# What is asked
Find every line in the records below that contains the word "Kościelna", and copy each such line.

───── Entries supplied

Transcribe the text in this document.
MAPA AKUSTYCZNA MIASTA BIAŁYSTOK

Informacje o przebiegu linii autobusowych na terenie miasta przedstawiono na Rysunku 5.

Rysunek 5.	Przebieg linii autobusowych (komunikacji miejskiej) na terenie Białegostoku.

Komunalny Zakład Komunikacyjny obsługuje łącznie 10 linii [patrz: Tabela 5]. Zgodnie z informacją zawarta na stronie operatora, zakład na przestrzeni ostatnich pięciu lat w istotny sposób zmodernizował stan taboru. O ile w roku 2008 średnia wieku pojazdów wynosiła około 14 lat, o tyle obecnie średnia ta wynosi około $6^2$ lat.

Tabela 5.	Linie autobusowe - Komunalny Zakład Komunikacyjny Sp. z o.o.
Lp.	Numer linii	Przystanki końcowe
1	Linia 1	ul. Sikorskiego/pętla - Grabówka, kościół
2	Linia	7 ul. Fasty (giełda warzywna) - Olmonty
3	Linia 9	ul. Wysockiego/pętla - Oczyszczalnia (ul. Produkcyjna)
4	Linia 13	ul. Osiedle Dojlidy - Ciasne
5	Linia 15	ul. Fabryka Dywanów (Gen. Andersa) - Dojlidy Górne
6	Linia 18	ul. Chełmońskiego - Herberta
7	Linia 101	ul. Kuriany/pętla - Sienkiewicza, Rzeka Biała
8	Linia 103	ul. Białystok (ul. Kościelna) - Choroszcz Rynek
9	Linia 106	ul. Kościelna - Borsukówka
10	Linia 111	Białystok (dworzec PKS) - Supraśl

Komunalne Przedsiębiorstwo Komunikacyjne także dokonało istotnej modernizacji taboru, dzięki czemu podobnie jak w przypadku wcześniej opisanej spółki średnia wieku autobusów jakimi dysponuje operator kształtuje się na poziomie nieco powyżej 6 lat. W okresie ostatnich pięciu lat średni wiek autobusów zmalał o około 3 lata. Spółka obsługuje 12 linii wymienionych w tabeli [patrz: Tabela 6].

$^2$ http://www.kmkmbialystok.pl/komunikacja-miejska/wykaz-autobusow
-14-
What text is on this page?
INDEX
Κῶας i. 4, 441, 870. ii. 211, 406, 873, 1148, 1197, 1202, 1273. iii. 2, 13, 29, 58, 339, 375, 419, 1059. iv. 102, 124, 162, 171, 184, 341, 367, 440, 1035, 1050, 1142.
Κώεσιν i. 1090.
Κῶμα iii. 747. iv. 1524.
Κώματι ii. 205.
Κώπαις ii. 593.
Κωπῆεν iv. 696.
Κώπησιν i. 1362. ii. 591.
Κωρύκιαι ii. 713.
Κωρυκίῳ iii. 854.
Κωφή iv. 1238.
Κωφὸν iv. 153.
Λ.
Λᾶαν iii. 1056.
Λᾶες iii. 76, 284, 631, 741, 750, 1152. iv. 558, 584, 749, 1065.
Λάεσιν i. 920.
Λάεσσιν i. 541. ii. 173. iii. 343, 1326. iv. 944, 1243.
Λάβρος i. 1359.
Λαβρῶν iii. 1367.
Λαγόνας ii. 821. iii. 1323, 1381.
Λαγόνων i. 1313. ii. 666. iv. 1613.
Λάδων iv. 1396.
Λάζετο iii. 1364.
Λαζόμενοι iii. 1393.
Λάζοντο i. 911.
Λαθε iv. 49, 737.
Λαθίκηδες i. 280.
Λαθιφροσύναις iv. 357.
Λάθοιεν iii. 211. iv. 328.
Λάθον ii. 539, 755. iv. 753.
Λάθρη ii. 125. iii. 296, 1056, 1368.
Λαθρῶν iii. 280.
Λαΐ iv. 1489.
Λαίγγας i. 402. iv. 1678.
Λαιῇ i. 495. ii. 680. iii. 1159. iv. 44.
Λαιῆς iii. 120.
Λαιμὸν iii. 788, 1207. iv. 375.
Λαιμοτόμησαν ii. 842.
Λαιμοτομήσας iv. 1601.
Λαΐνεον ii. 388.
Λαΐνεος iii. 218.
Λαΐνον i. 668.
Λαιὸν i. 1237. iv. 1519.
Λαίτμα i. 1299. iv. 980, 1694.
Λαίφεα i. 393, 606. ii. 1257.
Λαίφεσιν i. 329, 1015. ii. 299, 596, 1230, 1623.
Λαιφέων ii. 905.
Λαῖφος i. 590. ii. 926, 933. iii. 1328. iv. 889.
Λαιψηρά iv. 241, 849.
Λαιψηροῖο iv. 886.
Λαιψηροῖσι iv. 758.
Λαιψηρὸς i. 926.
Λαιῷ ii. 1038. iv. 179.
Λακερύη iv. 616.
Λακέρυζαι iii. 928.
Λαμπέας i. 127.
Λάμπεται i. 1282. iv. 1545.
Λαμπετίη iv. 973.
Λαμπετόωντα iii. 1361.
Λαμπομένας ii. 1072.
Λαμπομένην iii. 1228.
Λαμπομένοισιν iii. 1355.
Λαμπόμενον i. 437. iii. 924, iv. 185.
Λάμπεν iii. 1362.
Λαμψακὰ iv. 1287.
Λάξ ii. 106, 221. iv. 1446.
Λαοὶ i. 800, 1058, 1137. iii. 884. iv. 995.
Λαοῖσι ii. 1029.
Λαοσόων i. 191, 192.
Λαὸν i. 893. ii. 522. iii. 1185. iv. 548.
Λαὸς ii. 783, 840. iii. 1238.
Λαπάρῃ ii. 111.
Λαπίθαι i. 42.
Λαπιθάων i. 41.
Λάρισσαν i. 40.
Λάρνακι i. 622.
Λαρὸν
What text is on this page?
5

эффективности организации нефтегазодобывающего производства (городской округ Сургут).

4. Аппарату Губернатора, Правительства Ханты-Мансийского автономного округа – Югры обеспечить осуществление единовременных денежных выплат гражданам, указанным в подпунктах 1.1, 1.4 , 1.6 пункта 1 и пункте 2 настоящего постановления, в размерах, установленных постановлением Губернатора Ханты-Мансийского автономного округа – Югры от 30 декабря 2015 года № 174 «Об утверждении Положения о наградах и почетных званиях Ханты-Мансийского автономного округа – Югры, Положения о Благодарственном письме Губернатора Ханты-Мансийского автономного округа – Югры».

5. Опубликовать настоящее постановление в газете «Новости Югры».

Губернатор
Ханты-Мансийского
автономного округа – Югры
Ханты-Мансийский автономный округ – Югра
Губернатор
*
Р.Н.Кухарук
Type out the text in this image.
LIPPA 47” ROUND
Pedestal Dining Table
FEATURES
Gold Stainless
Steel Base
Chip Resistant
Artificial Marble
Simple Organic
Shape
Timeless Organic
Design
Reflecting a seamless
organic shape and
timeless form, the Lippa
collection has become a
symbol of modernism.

──────────

# Response below
8	Linia 103	ul. Białystok (ul. Kościelna) - Choroszcz Rynek
9	Linia 106	ul. Kościelna - Borsukówka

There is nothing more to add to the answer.